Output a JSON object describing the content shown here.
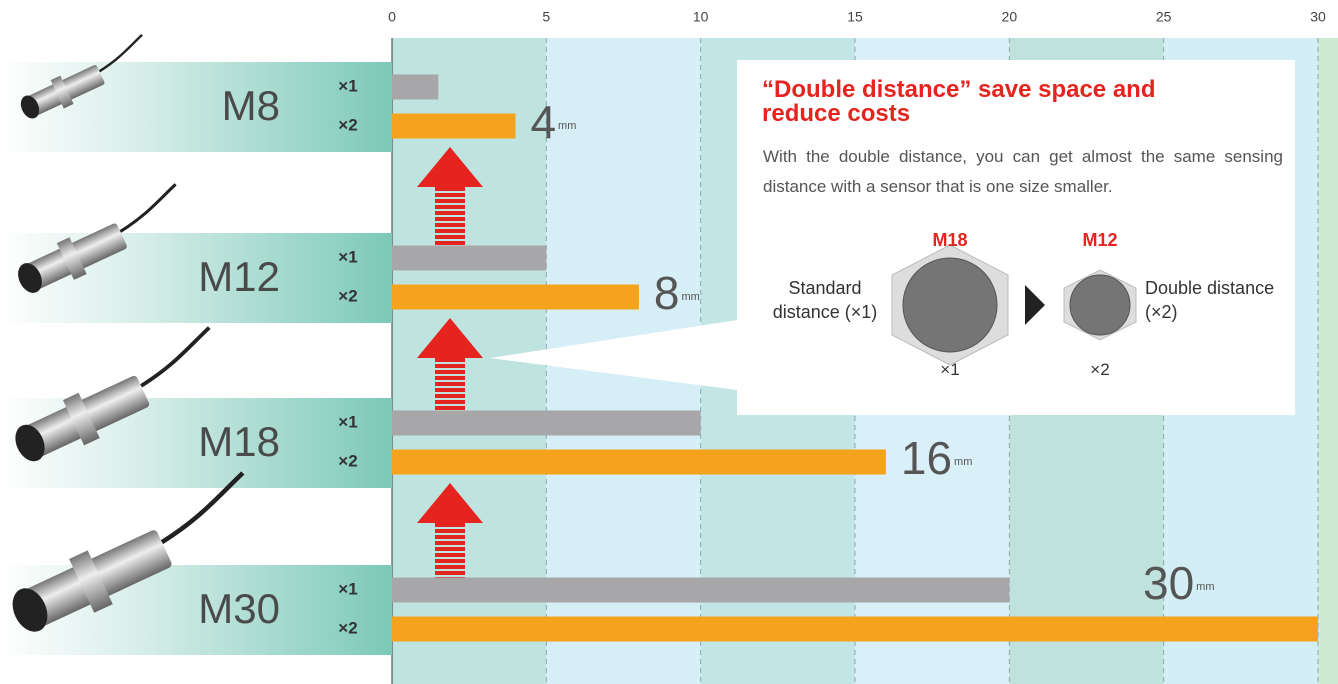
{
  "chart_data": {
    "type": "bar",
    "orientation": "horizontal",
    "categories": [
      "M8",
      "M12",
      "M18",
      "M30"
    ],
    "series": [
      {
        "name": "×1",
        "color": "#a7a7a9",
        "values": [
          1.5,
          5,
          10,
          20
        ]
      },
      {
        "name": "×2",
        "color": "#f5a31c",
        "values": [
          4,
          8,
          16,
          30
        ]
      }
    ],
    "xlim": [
      0,
      30
    ],
    "xticks": [
      0,
      5,
      10,
      15,
      20,
      25,
      30
    ],
    "grid": true,
    "unit": "mm"
  },
  "callout": {
    "title": "“Double distance” save space and reduce costs",
    "text": "With the double distance, you can get almost the same sensing distance with a sensor that is one size smaller.",
    "standard_label": "Standard distance (×1)",
    "double_label": "Double distance (×2)"
  }
}
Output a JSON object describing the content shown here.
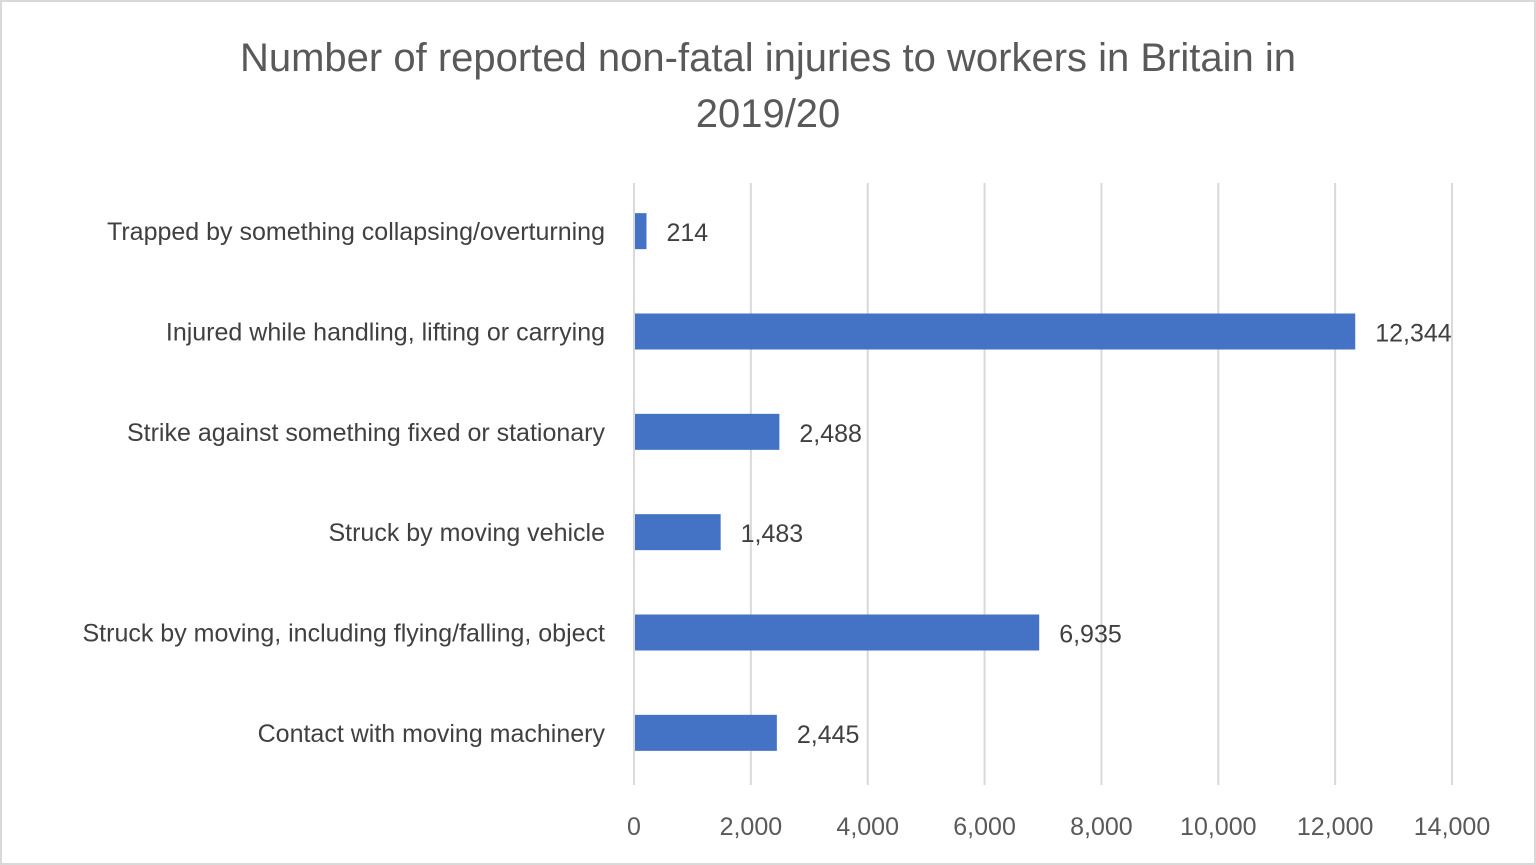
{
  "chart_data": {
    "type": "bar",
    "orientation": "horizontal",
    "title": "Number of reported non-fatal injuries to workers in Britain in 2019/20",
    "title_lines": [
      "Number of reported non-fatal injuries to workers in Britain in",
      "2019/20"
    ],
    "categories": [
      "Trapped by something collapsing/overturning",
      "Injured while handling, lifting or carrying",
      "Strike against something fixed or stationary",
      "Struck by moving vehicle",
      "Struck by moving, including flying/falling, object",
      "Contact with moving machinery"
    ],
    "values": [
      214,
      12344,
      2488,
      1483,
      6935,
      2445
    ],
    "data_labels": [
      "214",
      "12,344",
      "2,488",
      "1,483",
      "6,935",
      "2,445"
    ],
    "xlim": [
      0,
      14000
    ],
    "x_ticks": [
      0,
      2000,
      4000,
      6000,
      8000,
      10000,
      12000,
      14000
    ],
    "x_tick_labels": [
      "0",
      "2,000",
      "4,000",
      "6,000",
      "8,000",
      "10,000",
      "12,000",
      "14,000"
    ],
    "xlabel": "",
    "ylabel": "",
    "grid": "vertical",
    "legend": "none",
    "colors": {
      "bar": "#4472C4",
      "grid": "#D9D9D9"
    }
  }
}
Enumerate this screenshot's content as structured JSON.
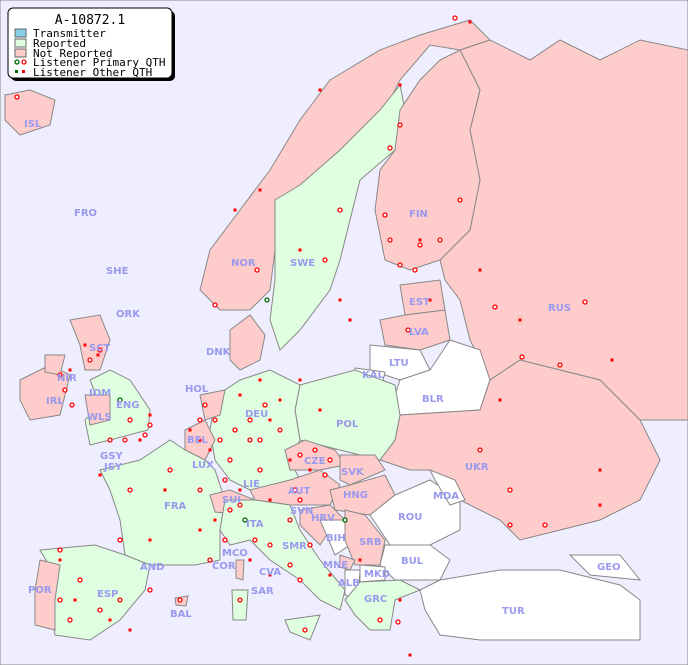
{
  "title": "A-10872.1",
  "legend": {
    "items": [
      {
        "label": "Transmitter",
        "color": "#87ceeb"
      },
      {
        "label": "Reported",
        "color": "#e0ffe0"
      },
      {
        "label": "Not Reported",
        "color": "#ffcccc"
      },
      {
        "label": "Listener Primary QTH",
        "color": "#ff0000"
      },
      {
        "label": "Listener Other QTH",
        "color": "#ff0000"
      }
    ]
  },
  "colors": {
    "sea": "#eeeeff",
    "reported": "#e0ffe0",
    "not_reported": "#ffcccc",
    "no_data": "#ffffff",
    "border": "#888888",
    "label": "#9999ee",
    "listener": "#ff0000",
    "listener_alt": "#006600"
  },
  "countries": [
    "ISL",
    "FRO",
    "SHE",
    "ORK",
    "NOR",
    "SWE",
    "FIN",
    "EST",
    "RUS",
    "LVA",
    "LTU",
    "KAL",
    "BLR",
    "DNK",
    "SCT",
    "NIR",
    "IRL",
    "IOM",
    "ENG",
    "WLS",
    "HOL",
    "DEU",
    "POL",
    "UKR",
    "BEL",
    "GSY",
    "JSY",
    "LUX",
    "FRA",
    "SUI",
    "LIE",
    "AUT",
    "CZE",
    "SVK",
    "HNG",
    "MDA",
    "ROU",
    "SVN",
    "HRV",
    "BIH",
    "SRB",
    "ITA",
    "SMR",
    "MCO",
    "COR",
    "CVA",
    "MNE",
    "ALB",
    "MKD",
    "BUL",
    "GEO",
    "AND",
    "POR",
    "ESP",
    "BAL",
    "SAR",
    "GRC",
    "TUR"
  ]
}
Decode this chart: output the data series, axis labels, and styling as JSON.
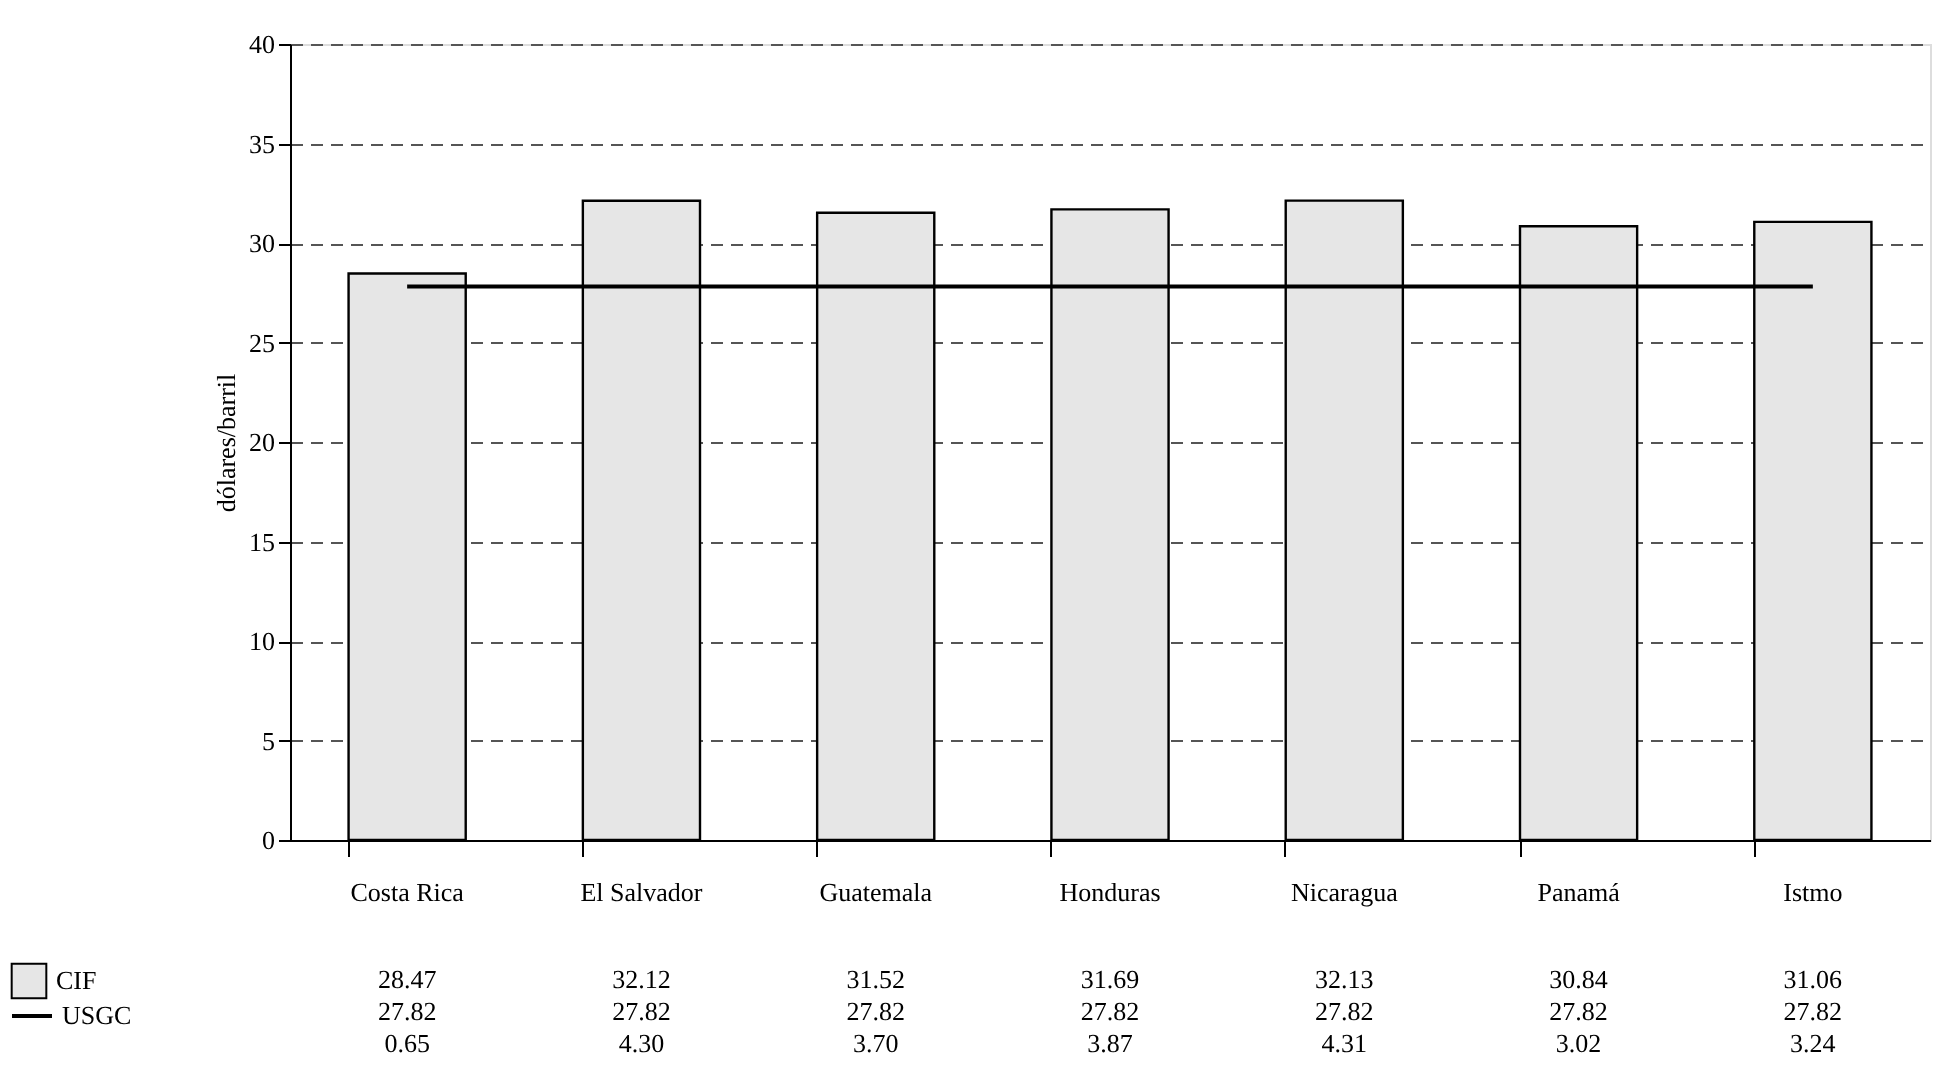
{
  "chart_data": {
    "type": "bar",
    "ylabel": "dólares/barril",
    "categories": [
      "Costa Rica",
      "El Salvador",
      "Guatemala",
      "Honduras",
      "Nicaragua",
      "Panamá",
      "Istmo"
    ],
    "series": [
      {
        "name": "CIF",
        "color": "#e6e6e6",
        "values": [
          28.47,
          32.12,
          31.52,
          31.69,
          32.13,
          30.84,
          31.06
        ]
      },
      {
        "name": "USGC",
        "type": "line",
        "color": "#000000",
        "values": [
          27.82,
          27.82,
          27.82,
          27.82,
          27.82,
          27.82,
          27.82
        ]
      }
    ],
    "ylim": [
      0,
      40
    ],
    "yticks": [
      0,
      5,
      10,
      15,
      20,
      25,
      30,
      35,
      40
    ],
    "grid": "y",
    "line_style": "solid",
    "marker": "none",
    "data_labels": true,
    "legend": "bottom",
    "annotations": [
      "0.65",
      "4.30",
      "3.70",
      "3.87",
      "4.31",
      "3.02",
      "3.24"
    ]
  }
}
────
All of the records above must be copied exactly, except for the pictures.

» **Solution for this exercise**:
Output a JSON object describing the content shown here.
{
  "chart_data": {
    "type": "bar",
    "orientation": "horizontal",
    "categories": [
      "M8",
      "M12",
      "M18",
      "M30"
    ],
    "series": [
      {
        "name": "×1",
        "color": "#a7a7a9",
        "values": [
          1.5,
          5,
          10,
          20
        ]
      },
      {
        "name": "×2",
        "color": "#f5a31c",
        "values": [
          4,
          8,
          16,
          30
        ]
      }
    ],
    "xlim": [
      0,
      30
    ],
    "xticks": [
      0,
      5,
      10,
      15,
      20,
      25,
      30
    ],
    "grid": true,
    "unit": "mm"
  },
  "callout": {
    "title": "“Double distance” save space and reduce costs",
    "text": "With the double distance, you can get almost the same sensing distance with a sensor that is one size smaller.",
    "standard_label": "Standard distance (×1)",
    "double_label": "Double distance (×2)"
  }
}
Output a JSON object describing the content shown here.
{
  "chart_data": {
    "type": "bar",
    "orientation": "horizontal",
    "title": "Number of reported non-fatal injuries to workers in Britain in 2019/20",
    "title_lines": [
      "Number of reported non-fatal injuries to workers in Britain in",
      "2019/20"
    ],
    "categories": [
      "Trapped by something collapsing/overturning",
      "Injured while handling, lifting or carrying",
      "Strike against something fixed or stationary",
      "Struck by moving vehicle",
      "Struck by moving, including flying/falling, object",
      "Contact with moving machinery"
    ],
    "values": [
      214,
      12344,
      2488,
      1483,
      6935,
      2445
    ],
    "data_labels": [
      "214",
      "12,344",
      "2,488",
      "1,483",
      "6,935",
      "2,445"
    ],
    "xlim": [
      0,
      14000
    ],
    "x_ticks": [
      0,
      2000,
      4000,
      6000,
      8000,
      10000,
      12000,
      14000
    ],
    "x_tick_labels": [
      "0",
      "2,000",
      "4,000",
      "6,000",
      "8,000",
      "10,000",
      "12,000",
      "14,000"
    ],
    "xlabel": "",
    "ylabel": "",
    "grid": "vertical",
    "legend": "none",
    "colors": {
      "bar": "#4472C4",
      "grid": "#D9D9D9"
    }
  }
}
Enumerate this screenshot's content as structured JSON.
{
  "title": "A-10872.1",
  "legend": {
    "items": [
      {
        "label": "Transmitter",
        "color": "#87ceeb"
      },
      {
        "label": "Reported",
        "color": "#e0ffe0"
      },
      {
        "label": "Not Reported",
        "color": "#ffcccc"
      },
      {
        "label": "Listener Primary QTH",
        "color": "#ff0000"
      },
      {
        "label": "Listener Other QTH",
        "color": "#ff0000"
      }
    ]
  },
  "colors": {
    "sea": "#eeeeff",
    "reported": "#e0ffe0",
    "not_reported": "#ffcccc",
    "no_data": "#ffffff",
    "border": "#888888",
    "label": "#9999ee",
    "listener": "#ff0000",
    "listener_alt": "#006600"
  },
  "countries": [
    "ISL",
    "FRO",
    "SHE",
    "ORK",
    "NOR",
    "SWE",
    "FIN",
    "EST",
    "RUS",
    "LVA",
    "LTU",
    "KAL",
    "BLR",
    "DNK",
    "SCT",
    "NIR",
    "IRL",
    "IOM",
    "ENG",
    "WLS",
    "HOL",
    "DEU",
    "POL",
    "UKR",
    "BEL",
    "GSY",
    "JSY",
    "LUX",
    "FRA",
    "SUI",
    "LIE",
    "AUT",
    "CZE",
    "SVK",
    "HNG",
    "MDA",
    "ROU",
    "SVN",
    "HRV",
    "BIH",
    "SRB",
    "ITA",
    "SMR",
    "MCO",
    "COR",
    "CVA",
    "MNE",
    "ALB",
    "MKD",
    "BUL",
    "GEO",
    "AND",
    "POR",
    "ESP",
    "BAL",
    "SAR",
    "GRC",
    "TUR"
  ]
}
Decode this chart: output the data series, axis labels, and styling as JSON.
{
  "chart_data": {
    "type": "bar",
    "ylabel": "dólares/barril",
    "categories": [
      "Costa Rica",
      "El Salvador",
      "Guatemala",
      "Honduras",
      "Nicaragua",
      "Panamá",
      "Istmo"
    ],
    "series": [
      {
        "name": "CIF",
        "color": "#e6e6e6",
        "values": [
          28.47,
          32.12,
          31.52,
          31.69,
          32.13,
          30.84,
          31.06
        ]
      },
      {
        "name": "USGC",
        "type": "line",
        "color": "#000000",
        "values": [
          27.82,
          27.82,
          27.82,
          27.82,
          27.82,
          27.82,
          27.82
        ]
      }
    ],
    "ylim": [
      0,
      40
    ],
    "yticks": [
      0,
      5,
      10,
      15,
      20,
      25,
      30,
      35,
      40
    ],
    "grid": "y",
    "line_style": "solid",
    "marker": "none",
    "data_labels": true,
    "legend": "bottom",
    "annotations": [
      "0.65",
      "4.30",
      "3.70",
      "3.87",
      "4.31",
      "3.02",
      "3.24"
    ]
  }
}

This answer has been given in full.